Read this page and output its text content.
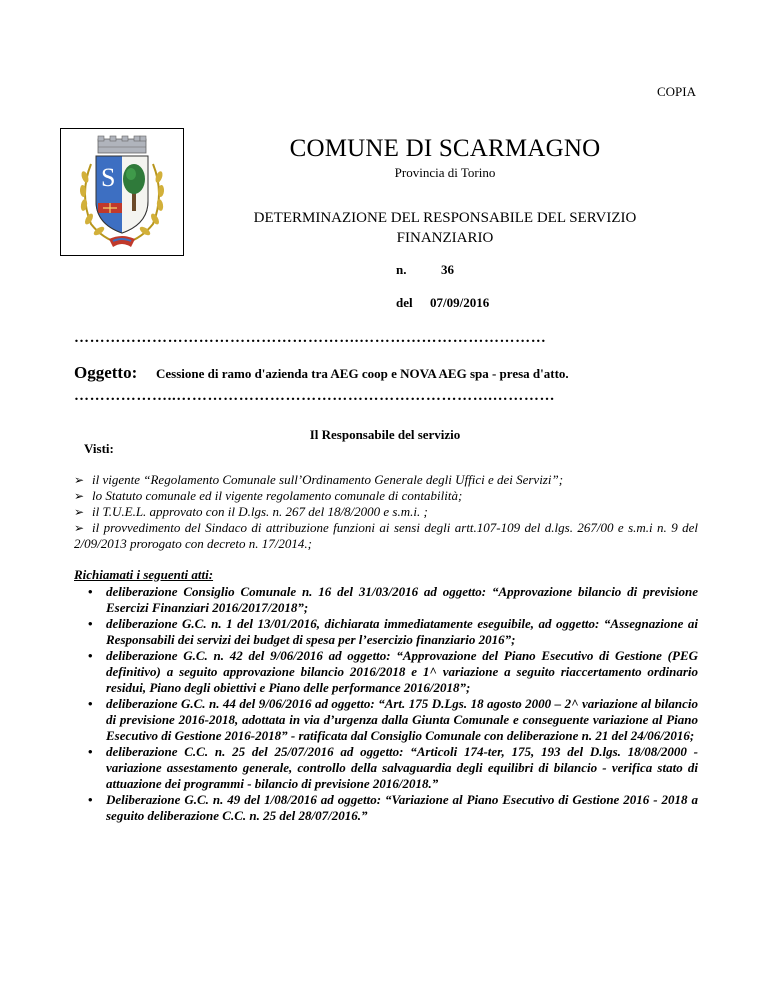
COPIA
S
COMUNE DI SCARMAGNO
Provincia di Torino
DETERMINAZIONE DEL RESPONSABILE DEL SERVIZIO
FINANZIARIO
n.	36
del 07/09/2016
……………………………………………….………………………………
Oggetto: Cessione di ramo d'azienda tra AEG coop e NOVA AEG spa - presa d'atto.
………………..…………………………………………………….…………
Il Responsabile del servizio
Visti:
➢ il vigente “Regolamento Comunale sull’Ordinamento Generale degli Uffici e dei Servizi”;
➢ lo Statuto comunale ed il vigente regolamento comunale di contabilità;
➢ il T.U.E.L. approvato con il D.lgs. n. 267 del 18/8/2000 e s.m.i. ;
➢ il provvedimento del Sindaco di attribuzione funzioni ai sensi degli artt.107-109 del d.lgs. 267/00 e s.m.i n. 9 del 2/09/2013 prorogato con decreto n. 17/2014.;
Richiamati i seguenti atti:
• deliberazione Consiglio Comunale n. 16 del 31/03/2016 ad oggetto: “Approvazione bilancio di previsione Esercizi Finanziari 2016/2017/2018”;
• deliberazione G.C. n. 1 del 13/01/2016, dichiarata immediatamente eseguibile, ad oggetto: “Assegnazione ai Responsabili dei servizi dei budget di spesa per l’esercizio finanziario 2016”;
• deliberazione G.C. n. 42 del 9/06/2016 ad oggetto: “Approvazione del Piano Esecutivo di Gestione (PEG definitivo) a seguito approvazione bilancio 2016/2018 e 1^ variazione a seguito riaccertamento ordinario residui, Piano degli obiettivi e Piano delle performance 2016/2018”;
• deliberazione G.C. n. 44 del 9/06/2016 ad oggetto: “Art. 175 D.Lgs. 18 agosto 2000 – 2^ variazione al bilancio di previsione 2016-2018, adottata in via d’urgenza dalla Giunta Comunale e conseguente variazione al Piano Esecutivo di Gestione 2016-2018” - ratificata dal Consiglio Comunale con deliberazione n. 21 del 24/06/2016;
• deliberazione C.C. n. 25 del 25/07/2016 ad oggetto: “Articoli 174-ter, 175, 193 del D.lgs. 18/08/2000 - variazione assestamento generale, controllo della salvaguardia degli equilibri di bilancio - verifica stato di attuazione dei programmi - bilancio di previsione 2016/2018.”
• Deliberazione G.C. n. 49 del 1/08/2016 ad oggetto: “Variazione al Piano Esecutivo di Gestione 2016 - 2018 a seguito deliberazione C.C. n. 25 del 28/07/2016.”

_ _ _ _ _

*Task to complete*: Write out the data precisely as given, excluding the pictures.

*The solution*:
Read this page and output its text content.
COPIA
S
COMUNE DI SCARMAGNO
Provincia di Torino
DETERMINAZIONE DEL RESPONSABILE DEL SERVIZIO
FINANZIARIO
n.	36
del 07/09/2016
……………………………………………….………………………………
Oggetto: Cessione di ramo d'azienda tra AEG coop e NOVA AEG spa - presa d'atto.
………………..…………………………………………………….…………
Il Responsabile del servizio
Visti:
➢ il vigente “Regolamento Comunale sull’Ordinamento Generale degli Uffici e dei Servizi”;
➢ lo Statuto comunale ed il vigente regolamento comunale di contabilità;
➢ il T.U.E.L. approvato con il D.lgs. n. 267 del 18/8/2000 e s.m.i. ;
➢ il provvedimento del Sindaco di attribuzione funzioni ai sensi degli artt.107-109 del d.lgs. 267/00 e s.m.i n. 9 del 2/09/2013 prorogato con decreto n. 17/2014.;
Richiamati i seguenti atti:
• deliberazione Consiglio Comunale n. 16 del 31/03/2016 ad oggetto: “Approvazione bilancio di previsione Esercizi Finanziari 2016/2017/2018”;
• deliberazione G.C. n. 1 del 13/01/2016, dichiarata immediatamente eseguibile, ad oggetto: “Assegnazione ai Responsabili dei servizi dei budget di spesa per l’esercizio finanziario 2016”;
• deliberazione G.C. n. 42 del 9/06/2016 ad oggetto: “Approvazione del Piano Esecutivo di Gestione (PEG definitivo) a seguito approvazione bilancio 2016/2018 e 1^ variazione a seguito riaccertamento ordinario residui, Piano degli obiettivi e Piano delle performance 2016/2018”;
• deliberazione G.C. n. 44 del 9/06/2016 ad oggetto: “Art. 175 D.Lgs. 18 agosto 2000 – 2^ variazione al bilancio di previsione 2016-2018, adottata in via d’urgenza dalla Giunta Comunale e conseguente variazione al Piano Esecutivo di Gestione 2016-2018” - ratificata dal Consiglio Comunale con deliberazione n. 21 del 24/06/2016;
• deliberazione C.C. n. 25 del 25/07/2016 ad oggetto: “Articoli 174-ter, 175, 193 del D.lgs. 18/08/2000 - variazione assestamento generale, controllo della salvaguardia degli equilibri di bilancio - verifica stato di attuazione dei programmi - bilancio di previsione 2016/2018.”
• Deliberazione G.C. n. 49 del 1/08/2016 ad oggetto: “Variazione al Piano Esecutivo di Gestione 2016 - 2018 a seguito deliberazione C.C. n. 25 del 28/07/2016.”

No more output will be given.